-------- SUPPLIED ENTRIES --------

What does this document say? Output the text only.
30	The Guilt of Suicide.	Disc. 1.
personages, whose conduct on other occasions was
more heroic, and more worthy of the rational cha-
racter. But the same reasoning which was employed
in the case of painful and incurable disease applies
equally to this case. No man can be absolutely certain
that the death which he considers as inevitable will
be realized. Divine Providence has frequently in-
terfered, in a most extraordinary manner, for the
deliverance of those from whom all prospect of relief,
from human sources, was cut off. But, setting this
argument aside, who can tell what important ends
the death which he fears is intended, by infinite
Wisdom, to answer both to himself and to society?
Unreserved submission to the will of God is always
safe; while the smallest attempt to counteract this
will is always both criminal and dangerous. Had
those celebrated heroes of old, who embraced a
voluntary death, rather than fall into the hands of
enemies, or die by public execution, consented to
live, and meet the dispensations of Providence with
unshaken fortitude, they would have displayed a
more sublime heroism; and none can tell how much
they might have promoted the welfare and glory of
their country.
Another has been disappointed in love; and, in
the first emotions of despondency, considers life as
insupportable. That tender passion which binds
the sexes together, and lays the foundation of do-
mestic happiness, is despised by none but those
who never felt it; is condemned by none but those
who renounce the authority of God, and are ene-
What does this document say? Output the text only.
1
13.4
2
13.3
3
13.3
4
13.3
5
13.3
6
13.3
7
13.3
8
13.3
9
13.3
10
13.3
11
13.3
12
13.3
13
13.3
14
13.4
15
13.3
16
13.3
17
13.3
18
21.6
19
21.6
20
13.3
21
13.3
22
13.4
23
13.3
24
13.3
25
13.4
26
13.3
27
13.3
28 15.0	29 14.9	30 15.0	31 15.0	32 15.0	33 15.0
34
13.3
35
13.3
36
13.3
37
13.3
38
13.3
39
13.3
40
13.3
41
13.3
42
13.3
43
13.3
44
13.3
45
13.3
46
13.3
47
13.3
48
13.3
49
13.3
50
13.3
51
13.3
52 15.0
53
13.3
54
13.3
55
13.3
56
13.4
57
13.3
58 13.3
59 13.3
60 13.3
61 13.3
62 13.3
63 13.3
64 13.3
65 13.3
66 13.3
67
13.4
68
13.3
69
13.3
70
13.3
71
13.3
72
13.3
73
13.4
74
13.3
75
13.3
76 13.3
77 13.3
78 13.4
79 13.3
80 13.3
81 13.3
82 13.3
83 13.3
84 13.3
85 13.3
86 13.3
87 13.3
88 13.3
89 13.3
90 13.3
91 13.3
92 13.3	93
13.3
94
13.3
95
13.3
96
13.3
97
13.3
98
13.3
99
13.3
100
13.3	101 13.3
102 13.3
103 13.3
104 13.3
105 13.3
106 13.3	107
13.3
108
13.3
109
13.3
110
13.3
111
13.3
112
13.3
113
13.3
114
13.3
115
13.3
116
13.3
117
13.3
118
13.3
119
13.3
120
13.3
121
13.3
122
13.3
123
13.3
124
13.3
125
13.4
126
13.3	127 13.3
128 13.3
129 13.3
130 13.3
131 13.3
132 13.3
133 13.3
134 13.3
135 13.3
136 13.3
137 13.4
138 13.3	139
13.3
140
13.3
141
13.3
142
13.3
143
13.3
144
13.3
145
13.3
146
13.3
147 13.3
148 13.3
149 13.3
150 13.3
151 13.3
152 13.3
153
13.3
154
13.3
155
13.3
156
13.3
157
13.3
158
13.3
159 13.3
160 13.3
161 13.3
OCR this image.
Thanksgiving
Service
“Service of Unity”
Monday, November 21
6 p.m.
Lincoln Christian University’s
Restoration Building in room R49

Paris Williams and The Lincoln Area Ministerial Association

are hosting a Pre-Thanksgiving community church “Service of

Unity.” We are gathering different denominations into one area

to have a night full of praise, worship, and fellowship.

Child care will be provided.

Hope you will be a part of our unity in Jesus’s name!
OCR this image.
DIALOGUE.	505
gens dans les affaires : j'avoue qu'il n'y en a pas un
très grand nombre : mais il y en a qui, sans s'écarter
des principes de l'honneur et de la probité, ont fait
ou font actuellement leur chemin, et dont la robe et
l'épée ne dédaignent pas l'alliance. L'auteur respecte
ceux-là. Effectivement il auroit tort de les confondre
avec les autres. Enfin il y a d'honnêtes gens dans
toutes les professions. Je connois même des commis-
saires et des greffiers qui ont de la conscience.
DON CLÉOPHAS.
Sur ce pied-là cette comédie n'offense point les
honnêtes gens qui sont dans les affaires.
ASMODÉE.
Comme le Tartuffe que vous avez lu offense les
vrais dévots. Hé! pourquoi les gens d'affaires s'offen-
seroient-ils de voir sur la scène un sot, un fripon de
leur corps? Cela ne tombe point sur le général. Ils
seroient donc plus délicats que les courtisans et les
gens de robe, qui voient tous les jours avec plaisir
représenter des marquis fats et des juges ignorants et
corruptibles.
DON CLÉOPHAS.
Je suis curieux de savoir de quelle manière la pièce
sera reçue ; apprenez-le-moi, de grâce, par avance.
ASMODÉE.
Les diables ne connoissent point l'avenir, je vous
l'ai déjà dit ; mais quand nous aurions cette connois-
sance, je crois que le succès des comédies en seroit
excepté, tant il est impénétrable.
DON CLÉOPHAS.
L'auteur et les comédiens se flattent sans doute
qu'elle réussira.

--------

Can you reproduce all the material exactly?

> EXERCISE OUTPUT
What does this document say? Output the text only.
30	The Guilt of Suicide.	Disc. 1.
personages, whose conduct on other occasions was
more heroic, and more worthy of the rational cha-
racter. But the same reasoning which was employed
in the case of painful and incurable disease applies
equally to this case. No man can be absolutely certain
that the death which he considers as inevitable will
be realized. Divine Providence has frequently in-
terfered, in a most extraordinary manner, for the
deliverance of those from whom all prospect of relief,
from human sources, was cut off. But, setting this
argument aside, who can tell what important ends
the death which he fears is intended, by infinite
Wisdom, to answer both to himself and to society?
Unreserved submission to the will of God is always
safe; while the smallest attempt to counteract this
will is always both criminal and dangerous. Had
those celebrated heroes of old, who embraced a
voluntary death, rather than fall into the hands of
enemies, or die by public execution, consented to
live, and meet the dispensations of Providence with
unshaken fortitude, they would have displayed a
more sublime heroism; and none can tell how much
they might have promoted the welfare and glory of
their country.
Another has been disappointed in love; and, in
the first emotions of despondency, considers life as
insupportable. That tender passion which binds
the sexes together, and lays the foundation of do-
mestic happiness, is despised by none but those
who never felt it; is condemned by none but those
who renounce the authority of God, and are ene-
What does this document say? Output the text only.
1
13.4
2
13.3
3
13.3
4
13.3
5
13.3
6
13.3
7
13.3
8
13.3
9
13.3
10
13.3
11
13.3
12
13.3
13
13.3
14
13.4
15
13.3
16
13.3
17
13.3
18
21.6
19
21.6
20
13.3
21
13.3
22
13.4
23
13.3
24
13.3
25
13.4
26
13.3
27
13.3
28 15.0	29 14.9	30 15.0	31 15.0	32 15.0	33 15.0
34
13.3
35
13.3
36
13.3
37
13.3
38
13.3
39
13.3
40
13.3
41
13.3
42
13.3
43
13.3
44
13.3
45
13.3
46
13.3
47
13.3
48
13.3
49
13.3
50
13.3
51
13.3
52 15.0
53
13.3
54
13.3
55
13.3
56
13.4
57
13.3
58 13.3
59 13.3
60 13.3
61 13.3
62 13.3
63 13.3
64 13.3
65 13.3
66 13.3
67
13.4
68
13.3
69
13.3
70
13.3
71
13.3
72
13.3
73
13.4
74
13.3
75
13.3
76 13.3
77 13.3
78 13.4
79 13.3
80 13.3
81 13.3
82 13.3
83 13.3
84 13.3
85 13.3
86 13.3
87 13.3
88 13.3
89 13.3
90 13.3
91 13.3
92 13.3	93
13.3
94
13.3
95
13.3
96
13.3
97
13.3
98
13.3
99
13.3
100
13.3	101 13.3
102 13.3
103 13.3
104 13.3
105 13.3
106 13.3	107
13.3
108
13.3
109
13.3
110
13.3
111
13.3
112
13.3
113
13.3
114
13.3
115
13.3
116
13.3
117
13.3
118
13.3
119
13.3
120
13.3
121
13.3
122
13.3
123
13.3
124
13.3
125
13.4
126
13.3	127 13.3
128 13.3
129 13.3
130 13.3
131 13.3
132 13.3
133 13.3
134 13.3
135 13.3
136 13.3
137 13.4
138 13.3	139
13.3
140
13.3
141
13.3
142
13.3
143
13.3
144
13.3
145
13.3
146
13.3
147 13.3
148 13.3
149 13.3
150 13.3
151 13.3
152 13.3
153
13.3
154
13.3
155
13.3
156
13.3
157
13.3
158
13.3
159 13.3
160 13.3
161 13.3
OCR this image.
Thanksgiving
Service
“Service of Unity”
Monday, November 21
6 p.m.
Lincoln Christian University’s
Restoration Building in room R49

Paris Williams and The Lincoln Area Ministerial Association

are hosting a Pre-Thanksgiving community church “Service of

Unity.” We are gathering different denominations into one area

to have a night full of praise, worship, and fellowship.

Child care will be provided.

Hope you will be a part of our unity in Jesus’s name!
OCR this image.
DIALOGUE.	505
gens dans les affaires : j'avoue qu'il n'y en a pas un
très grand nombre : mais il y en a qui, sans s'écarter
des principes de l'honneur et de la probité, ont fait
ou font actuellement leur chemin, et dont la robe et
l'épée ne dédaignent pas l'alliance. L'auteur respecte
ceux-là. Effectivement il auroit tort de les confondre
avec les autres. Enfin il y a d'honnêtes gens dans
toutes les professions. Je connois même des commis-
saires et des greffiers qui ont de la conscience.
DON CLÉOPHAS.
Sur ce pied-là cette comédie n'offense point les
honnêtes gens qui sont dans les affaires.
ASMODÉE.
Comme le Tartuffe que vous avez lu offense les
vrais dévots. Hé! pourquoi les gens d'affaires s'offen-
seroient-ils de voir sur la scène un sot, un fripon de
leur corps? Cela ne tombe point sur le général. Ils
seroient donc plus délicats que les courtisans et les
gens de robe, qui voient tous les jours avec plaisir
représenter des marquis fats et des juges ignorants et
corruptibles.
DON CLÉOPHAS.
Je suis curieux de savoir de quelle manière la pièce
sera reçue ; apprenez-le-moi, de grâce, par avance.
ASMODÉE.
Les diables ne connoissent point l'avenir, je vous
l'ai déjà dit ; mais quand nous aurions cette connois-
sance, je crois que le succès des comédies en seroit
excepté, tant il est impénétrable.
DON CLÉOPHAS.
L'auteur et les comédiens se flattent sans doute
qu'elle réussira.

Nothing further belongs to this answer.